------ RECORDS SUPPLIED ------

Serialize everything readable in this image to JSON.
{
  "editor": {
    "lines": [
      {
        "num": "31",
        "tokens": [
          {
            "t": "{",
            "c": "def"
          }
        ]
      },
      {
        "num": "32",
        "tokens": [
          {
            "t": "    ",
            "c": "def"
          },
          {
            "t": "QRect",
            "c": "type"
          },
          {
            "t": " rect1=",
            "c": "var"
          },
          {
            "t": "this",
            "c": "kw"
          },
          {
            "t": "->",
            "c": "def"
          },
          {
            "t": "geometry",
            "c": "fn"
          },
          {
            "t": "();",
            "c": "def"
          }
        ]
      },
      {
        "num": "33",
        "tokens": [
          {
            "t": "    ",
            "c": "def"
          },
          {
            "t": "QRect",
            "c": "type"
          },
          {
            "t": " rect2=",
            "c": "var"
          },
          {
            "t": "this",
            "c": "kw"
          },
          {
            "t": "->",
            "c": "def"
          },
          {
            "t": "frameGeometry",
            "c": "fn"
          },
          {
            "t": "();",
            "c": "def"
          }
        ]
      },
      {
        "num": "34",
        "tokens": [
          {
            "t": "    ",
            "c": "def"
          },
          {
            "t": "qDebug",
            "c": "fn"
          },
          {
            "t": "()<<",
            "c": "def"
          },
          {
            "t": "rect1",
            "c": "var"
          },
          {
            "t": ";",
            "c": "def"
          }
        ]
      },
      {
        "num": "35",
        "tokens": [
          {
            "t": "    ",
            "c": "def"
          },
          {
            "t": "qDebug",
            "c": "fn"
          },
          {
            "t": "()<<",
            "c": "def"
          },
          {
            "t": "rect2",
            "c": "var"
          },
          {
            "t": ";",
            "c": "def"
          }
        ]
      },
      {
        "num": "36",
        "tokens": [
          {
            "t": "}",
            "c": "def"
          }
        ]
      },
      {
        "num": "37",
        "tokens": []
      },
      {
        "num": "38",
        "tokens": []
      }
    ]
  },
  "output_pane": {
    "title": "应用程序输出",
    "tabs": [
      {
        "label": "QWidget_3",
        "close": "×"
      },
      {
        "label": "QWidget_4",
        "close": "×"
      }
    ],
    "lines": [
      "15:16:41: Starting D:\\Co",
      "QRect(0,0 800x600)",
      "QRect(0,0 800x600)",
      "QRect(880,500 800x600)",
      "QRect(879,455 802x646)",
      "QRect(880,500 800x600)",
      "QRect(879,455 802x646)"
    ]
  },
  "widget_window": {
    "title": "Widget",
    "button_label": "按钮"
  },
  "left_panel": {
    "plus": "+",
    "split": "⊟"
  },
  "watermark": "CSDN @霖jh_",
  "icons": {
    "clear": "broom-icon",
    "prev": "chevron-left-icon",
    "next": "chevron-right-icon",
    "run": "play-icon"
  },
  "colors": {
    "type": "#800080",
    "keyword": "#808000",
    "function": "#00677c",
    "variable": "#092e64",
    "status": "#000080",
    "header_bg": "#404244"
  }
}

------

■ AIM
Reproduce all of the entries word for word.

■ WRITTEN RESPONSE
Serialize everything readable in this image to JSON.
{
  "editor": {
    "lines": [
      {
        "num": "31",
        "tokens": [
          {
            "t": "{",
            "c": "def"
          }
        ]
      },
      {
        "num": "32",
        "tokens": [
          {
            "t": "    ",
            "c": "def"
          },
          {
            "t": "QRect",
            "c": "type"
          },
          {
            "t": " rect1=",
            "c": "var"
          },
          {
            "t": "this",
            "c": "kw"
          },
          {
            "t": "->",
            "c": "def"
          },
          {
            "t": "geometry",
            "c": "fn"
          },
          {
            "t": "();",
            "c": "def"
          }
        ]
      },
      {
        "num": "33",
        "tokens": [
          {
            "t": "    ",
            "c": "def"
          },
          {
            "t": "QRect",
            "c": "type"
          },
          {
            "t": " rect2=",
            "c": "var"
          },
          {
            "t": "this",
            "c": "kw"
          },
          {
            "t": "->",
            "c": "def"
          },
          {
            "t": "frameGeometry",
            "c": "fn"
          },
          {
            "t": "();",
            "c": "def"
          }
        ]
      },
      {
        "num": "34",
        "tokens": [
          {
            "t": "    ",
            "c": "def"
          },
          {
            "t": "qDebug",
            "c": "fn"
          },
          {
            "t": "()<<",
            "c": "def"
          },
          {
            "t": "rect1",
            "c": "var"
          },
          {
            "t": ";",
            "c": "def"
          }
        ]
      },
      {
        "num": "35",
        "tokens": [
          {
            "t": "    ",
            "c": "def"
          },
          {
            "t": "qDebug",
            "c": "fn"
          },
          {
            "t": "()<<",
            "c": "def"
          },
          {
            "t": "rect2",
            "c": "var"
          },
          {
            "t": ";",
            "c": "def"
          }
        ]
      },
      {
        "num": "36",
        "tokens": [
          {
            "t": "}",
            "c": "def"
          }
        ]
      },
      {
        "num": "37",
        "tokens": []
      },
      {
        "num": "38",
        "tokens": []
      }
    ]
  },
  "output_pane": {
    "title": "应用程序输出",
    "tabs": [
      {
        "label": "QWidget_3",
        "close": "×"
      },
      {
        "label": "QWidget_4",
        "close": "×"
      }
    ],
    "lines": [
      "15:16:41: Starting D:\\Co",
      "QRect(0,0 800x600)",
      "QRect(0,0 800x600)",
      "QRect(880,500 800x600)",
      "QRect(879,455 802x646)",
      "QRect(880,500 800x600)",
      "QRect(879,455 802x646)"
    ]
  },
  "widget_window": {
    "title": "Widget",
    "button_label": "按钮"
  },
  "left_panel": {
    "plus": "+",
    "split": "⊟"
  },
  "watermark": "CSDN @霖jh_",
  "icons": {
    "clear": "broom-icon",
    "prev": "chevron-left-icon",
    "next": "chevron-right-icon",
    "run": "play-icon"
  },
  "colors": {
    "type": "#800080",
    "keyword": "#808000",
    "function": "#00677c",
    "variable": "#092e64",
    "status": "#000080",
    "header_bg": "#404244"
  }
}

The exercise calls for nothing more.